◆ The request: All of the data should be repeated exactly; pictures are not part of the copy.

== Records for the exercise ==

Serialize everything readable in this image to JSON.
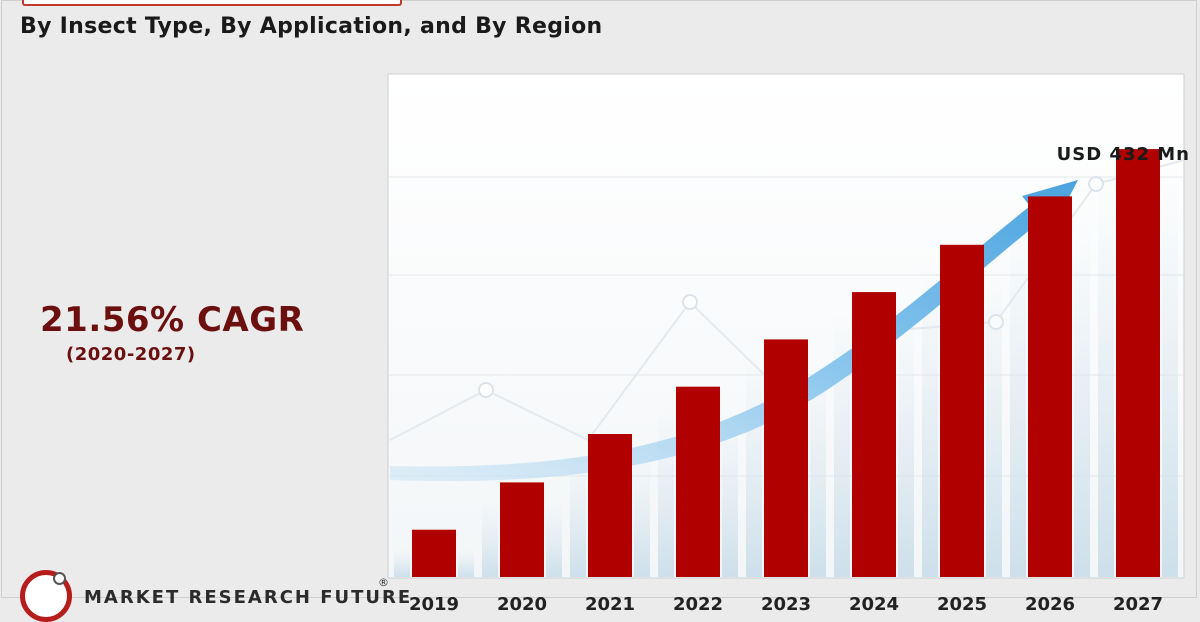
{
  "header": {
    "subtitle": "By Insect Type, By Application, and By Region"
  },
  "cagr": {
    "value": "21.56% CAGR",
    "period": "(2020-2027)"
  },
  "brand": {
    "name": "MARKET RESEARCH FUTURE",
    "registered": "®",
    "logo_icon": "mrfr-logo-icon"
  },
  "colors": {
    "bar": "#b00000",
    "cagr_text": "#6b0f0f",
    "arrow": "#5aaee6",
    "logo_ring": "#b71c1c"
  },
  "chart_data": {
    "type": "bar",
    "categories": [
      "2019",
      "2020",
      "2021",
      "2022",
      "2023",
      "2024",
      "2025",
      "2026",
      "2027"
    ],
    "values": [
      43,
      86,
      130,
      173,
      216,
      259,
      302,
      346,
      389
    ],
    "annotation": "USD 432 Mn",
    "grid": true
  }
}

===

◆ Output:
Serialize everything readable in this image to JSON.
{
  "header": {
    "subtitle": "By Insect Type, By Application, and By Region"
  },
  "cagr": {
    "value": "21.56% CAGR",
    "period": "(2020-2027)"
  },
  "brand": {
    "name": "MARKET RESEARCH FUTURE",
    "registered": "®",
    "logo_icon": "mrfr-logo-icon"
  },
  "colors": {
    "bar": "#b00000",
    "cagr_text": "#6b0f0f",
    "arrow": "#5aaee6",
    "logo_ring": "#b71c1c"
  },
  "chart_data": {
    "type": "bar",
    "categories": [
      "2019",
      "2020",
      "2021",
      "2022",
      "2023",
      "2024",
      "2025",
      "2026",
      "2027"
    ],
    "values": [
      43,
      86,
      130,
      173,
      216,
      259,
      302,
      346,
      389
    ],
    "annotation": "USD 432 Mn",
    "grid": true
  }
}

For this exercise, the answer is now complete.